- **Supplied records**
# # # # #
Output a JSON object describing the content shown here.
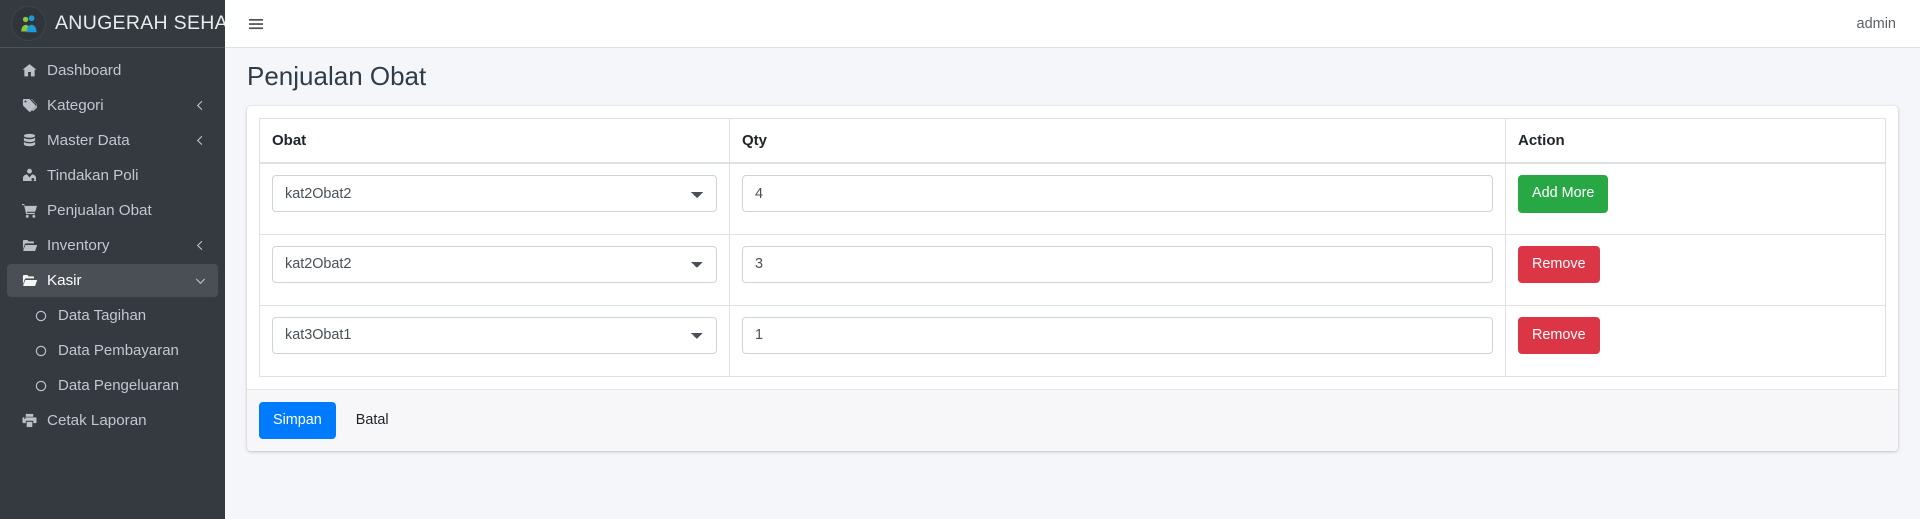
{
  "brand": {
    "name": "ANUGERAH SEHAT",
    "logo_icon": "people-logo-icon"
  },
  "sidebar": {
    "items": [
      {
        "label": "Dashboard",
        "icon": "home-icon",
        "chevron": "",
        "active": false,
        "sub": false
      },
      {
        "label": "Kategori",
        "icon": "tag-icon",
        "chevron": "left",
        "active": false,
        "sub": false
      },
      {
        "label": "Master Data",
        "icon": "database-icon",
        "chevron": "left",
        "active": false,
        "sub": false
      },
      {
        "label": "Tindakan Poli",
        "icon": "user-md-icon",
        "chevron": "",
        "active": false,
        "sub": false
      },
      {
        "label": "Penjualan Obat",
        "icon": "cart-icon",
        "chevron": "",
        "active": false,
        "sub": false
      },
      {
        "label": "Inventory",
        "icon": "folder-open-icon",
        "chevron": "left",
        "active": false,
        "sub": false
      },
      {
        "label": "Kasir",
        "icon": "folder-open-icon",
        "chevron": "down",
        "active": true,
        "sub": false
      },
      {
        "label": "Data Tagihan",
        "icon": "circle-icon",
        "chevron": "",
        "active": false,
        "sub": true
      },
      {
        "label": "Data Pembayaran",
        "icon": "circle-icon",
        "chevron": "",
        "active": false,
        "sub": true
      },
      {
        "label": "Data Pengeluaran",
        "icon": "circle-icon",
        "chevron": "",
        "active": false,
        "sub": true
      },
      {
        "label": "Cetak Laporan",
        "icon": "print-icon",
        "chevron": "",
        "active": false,
        "sub": false
      }
    ]
  },
  "topbar": {
    "menu_icon": "hamburger-icon",
    "user_label": "admin"
  },
  "page": {
    "title": "Penjualan Obat"
  },
  "table": {
    "headers": {
      "obat": "Obat",
      "qty": "Qty",
      "action": "Action"
    },
    "rows": [
      {
        "obat": "kat2Obat2",
        "qty": "4",
        "action_label": "Add More",
        "action_style": "success"
      },
      {
        "obat": "kat2Obat2",
        "qty": "3",
        "action_label": "Remove",
        "action_style": "danger"
      },
      {
        "obat": "kat3Obat1",
        "qty": "1",
        "action_label": "Remove",
        "action_style": "danger"
      }
    ],
    "obat_options": [
      "kat2Obat2",
      "kat3Obat1"
    ]
  },
  "footer": {
    "save_label": "Simpan",
    "cancel_label": "Batal"
  },
  "colors": {
    "sidebar_bg": "#343a40",
    "primary": "#007bff",
    "success": "#28a745",
    "danger": "#dc3545",
    "page_bg": "#f4f6f9"
  }
}
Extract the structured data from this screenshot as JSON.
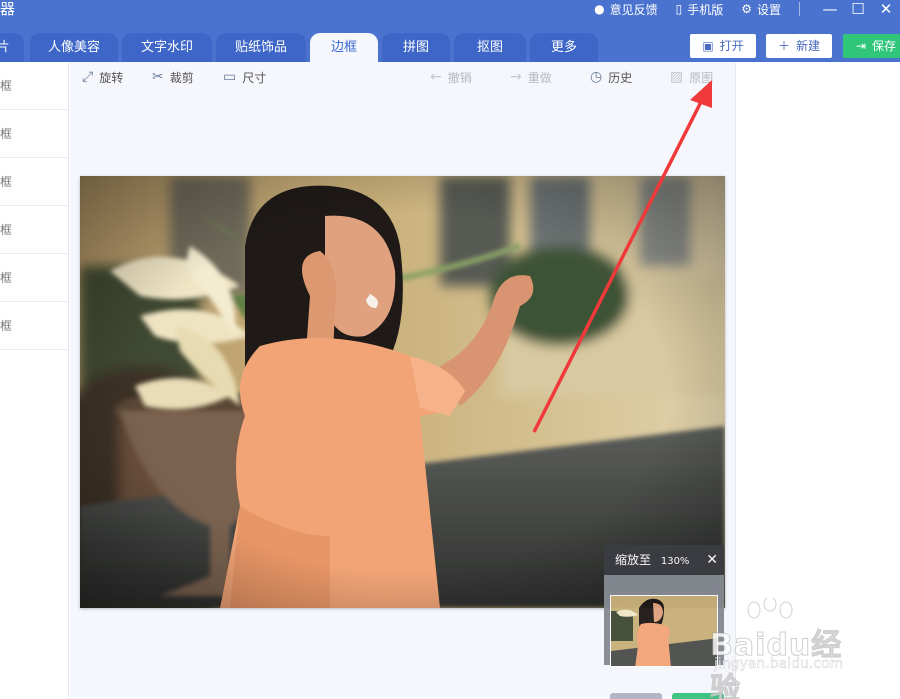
{
  "app": {
    "title_fragment": "器"
  },
  "top_links": {
    "feedback": "意见反馈",
    "mobile": "手机版",
    "settings": "设置"
  },
  "tabs": [
    {
      "label": "片"
    },
    {
      "label": "人像美容"
    },
    {
      "label": "文字水印"
    },
    {
      "label": "贴纸饰品"
    },
    {
      "label": "边框",
      "active": true
    },
    {
      "label": "拼图"
    },
    {
      "label": "抠图"
    },
    {
      "label": "更多"
    }
  ],
  "actions": {
    "open": "打开",
    "new": "新建",
    "save": "保存"
  },
  "sidebar": {
    "items": [
      "框",
      "框",
      "框",
      "框",
      "框",
      "框"
    ]
  },
  "toolbar": {
    "rotate": "旋转",
    "crop": "裁剪",
    "size": "尺寸",
    "undo": "撤销",
    "redo": "重做",
    "history": "历史",
    "original": "原图"
  },
  "zoom": {
    "label": "缩放至",
    "value": "130%"
  },
  "watermark": {
    "brand": "Baidu经验",
    "url": "jingyan.baidu.com"
  },
  "colors": {
    "header_blue": "#4a73d0",
    "tab_blue": "#3d66c8",
    "active_tab_text": "#3a6ad2",
    "canvas_bg": "#f5f7fc",
    "save_green": "#2fc67a",
    "annotation_red": "#f0393a"
  }
}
# # # # #
- **Your goal**
Emit an exact copy of the lines from the line bearing "Extract the structured" through the last line above, inclusive, and leave the images out.

- **Answer to this exercise**
Extract the structured data from this screenshot as JSON.
{
  "app": {
    "title_fragment": "器"
  },
  "top_links": {
    "feedback": "意见反馈",
    "mobile": "手机版",
    "settings": "设置"
  },
  "tabs": [
    {
      "label": "片"
    },
    {
      "label": "人像美容"
    },
    {
      "label": "文字水印"
    },
    {
      "label": "贴纸饰品"
    },
    {
      "label": "边框",
      "active": true
    },
    {
      "label": "拼图"
    },
    {
      "label": "抠图"
    },
    {
      "label": "更多"
    }
  ],
  "actions": {
    "open": "打开",
    "new": "新建",
    "save": "保存"
  },
  "sidebar": {
    "items": [
      "框",
      "框",
      "框",
      "框",
      "框",
      "框"
    ]
  },
  "toolbar": {
    "rotate": "旋转",
    "crop": "裁剪",
    "size": "尺寸",
    "undo": "撤销",
    "redo": "重做",
    "history": "历史",
    "original": "原图"
  },
  "zoom": {
    "label": "缩放至",
    "value": "130%"
  },
  "watermark": {
    "brand": "Baidu经验",
    "url": "jingyan.baidu.com"
  },
  "colors": {
    "header_blue": "#4a73d0",
    "tab_blue": "#3d66c8",
    "active_tab_text": "#3a6ad2",
    "canvas_bg": "#f5f7fc",
    "save_green": "#2fc67a",
    "annotation_red": "#f0393a"
  }
}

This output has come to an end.